■ **The input**
## BEGIN

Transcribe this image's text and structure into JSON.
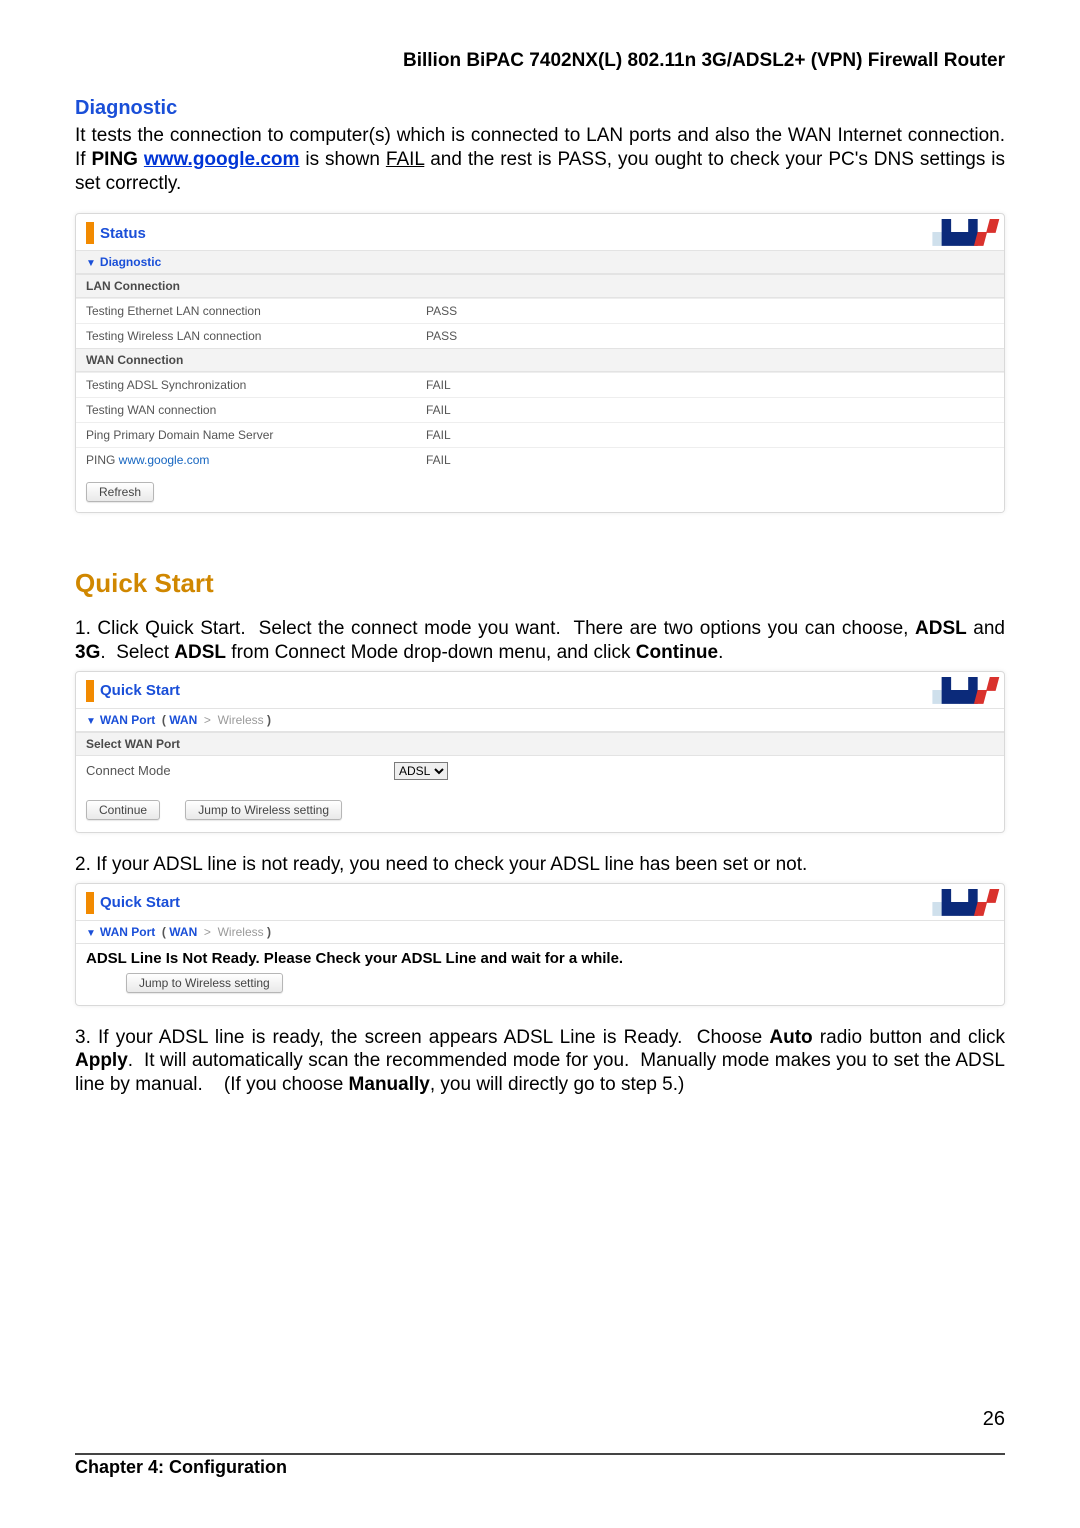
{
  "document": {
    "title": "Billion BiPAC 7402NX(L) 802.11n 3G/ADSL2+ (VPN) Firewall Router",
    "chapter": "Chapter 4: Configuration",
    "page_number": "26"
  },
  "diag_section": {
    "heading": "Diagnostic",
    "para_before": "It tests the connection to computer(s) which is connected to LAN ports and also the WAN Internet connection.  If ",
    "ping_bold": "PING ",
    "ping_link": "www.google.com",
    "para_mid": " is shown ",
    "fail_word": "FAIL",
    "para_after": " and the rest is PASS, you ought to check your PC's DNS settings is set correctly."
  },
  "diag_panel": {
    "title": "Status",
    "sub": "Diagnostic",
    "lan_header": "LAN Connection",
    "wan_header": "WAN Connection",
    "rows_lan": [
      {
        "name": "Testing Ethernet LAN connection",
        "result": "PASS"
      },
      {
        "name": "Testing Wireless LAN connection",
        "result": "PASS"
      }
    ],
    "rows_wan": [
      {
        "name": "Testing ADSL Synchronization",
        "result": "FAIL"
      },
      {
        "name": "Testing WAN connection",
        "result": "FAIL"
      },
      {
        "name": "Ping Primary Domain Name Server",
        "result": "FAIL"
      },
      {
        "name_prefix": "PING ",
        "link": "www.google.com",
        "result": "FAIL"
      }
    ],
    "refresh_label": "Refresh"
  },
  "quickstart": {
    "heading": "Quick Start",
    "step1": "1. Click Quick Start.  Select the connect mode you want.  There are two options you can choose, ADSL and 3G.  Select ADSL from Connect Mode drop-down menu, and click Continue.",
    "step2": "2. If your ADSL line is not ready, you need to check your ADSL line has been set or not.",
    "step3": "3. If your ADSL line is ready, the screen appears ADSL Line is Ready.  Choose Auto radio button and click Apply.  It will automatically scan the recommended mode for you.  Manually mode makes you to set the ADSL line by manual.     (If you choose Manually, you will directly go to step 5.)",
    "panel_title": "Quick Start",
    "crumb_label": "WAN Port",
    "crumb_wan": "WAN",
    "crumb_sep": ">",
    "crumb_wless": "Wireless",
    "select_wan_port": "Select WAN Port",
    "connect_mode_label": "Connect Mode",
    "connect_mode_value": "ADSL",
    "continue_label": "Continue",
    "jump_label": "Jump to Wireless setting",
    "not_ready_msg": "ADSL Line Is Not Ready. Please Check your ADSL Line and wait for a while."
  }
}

## END

■ **What this task involves**
Transcribe the records above verbatim. Do not carry over any picture.

■ **The answer**
Transcribe this image's text and structure into JSON.
{
  "document": {
    "title": "Billion BiPAC 7402NX(L) 802.11n 3G/ADSL2+ (VPN) Firewall Router",
    "chapter": "Chapter 4: Configuration",
    "page_number": "26"
  },
  "diag_section": {
    "heading": "Diagnostic",
    "para_before": "It tests the connection to computer(s) which is connected to LAN ports and also the WAN Internet connection.  If ",
    "ping_bold": "PING ",
    "ping_link": "www.google.com",
    "para_mid": " is shown ",
    "fail_word": "FAIL",
    "para_after": " and the rest is PASS, you ought to check your PC's DNS settings is set correctly."
  },
  "diag_panel": {
    "title": "Status",
    "sub": "Diagnostic",
    "lan_header": "LAN Connection",
    "wan_header": "WAN Connection",
    "rows_lan": [
      {
        "name": "Testing Ethernet LAN connection",
        "result": "PASS"
      },
      {
        "name": "Testing Wireless LAN connection",
        "result": "PASS"
      }
    ],
    "rows_wan": [
      {
        "name": "Testing ADSL Synchronization",
        "result": "FAIL"
      },
      {
        "name": "Testing WAN connection",
        "result": "FAIL"
      },
      {
        "name": "Ping Primary Domain Name Server",
        "result": "FAIL"
      },
      {
        "name_prefix": "PING ",
        "link": "www.google.com",
        "result": "FAIL"
      }
    ],
    "refresh_label": "Refresh"
  },
  "quickstart": {
    "heading": "Quick Start",
    "step1": "1. Click Quick Start.  Select the connect mode you want.  There are two options you can choose, ADSL and 3G.  Select ADSL from Connect Mode drop-down menu, and click Continue.",
    "step2": "2. If your ADSL line is not ready, you need to check your ADSL line has been set or not.",
    "step3": "3. If your ADSL line is ready, the screen appears ADSL Line is Ready.  Choose Auto radio button and click Apply.  It will automatically scan the recommended mode for you.  Manually mode makes you to set the ADSL line by manual.     (If you choose Manually, you will directly go to step 5.)",
    "panel_title": "Quick Start",
    "crumb_label": "WAN Port",
    "crumb_wan": "WAN",
    "crumb_sep": ">",
    "crumb_wless": "Wireless",
    "select_wan_port": "Select WAN Port",
    "connect_mode_label": "Connect Mode",
    "connect_mode_value": "ADSL",
    "continue_label": "Continue",
    "jump_label": "Jump to Wireless setting",
    "not_ready_msg": "ADSL Line Is Not Ready. Please Check your ADSL Line and wait for a while."
  }
}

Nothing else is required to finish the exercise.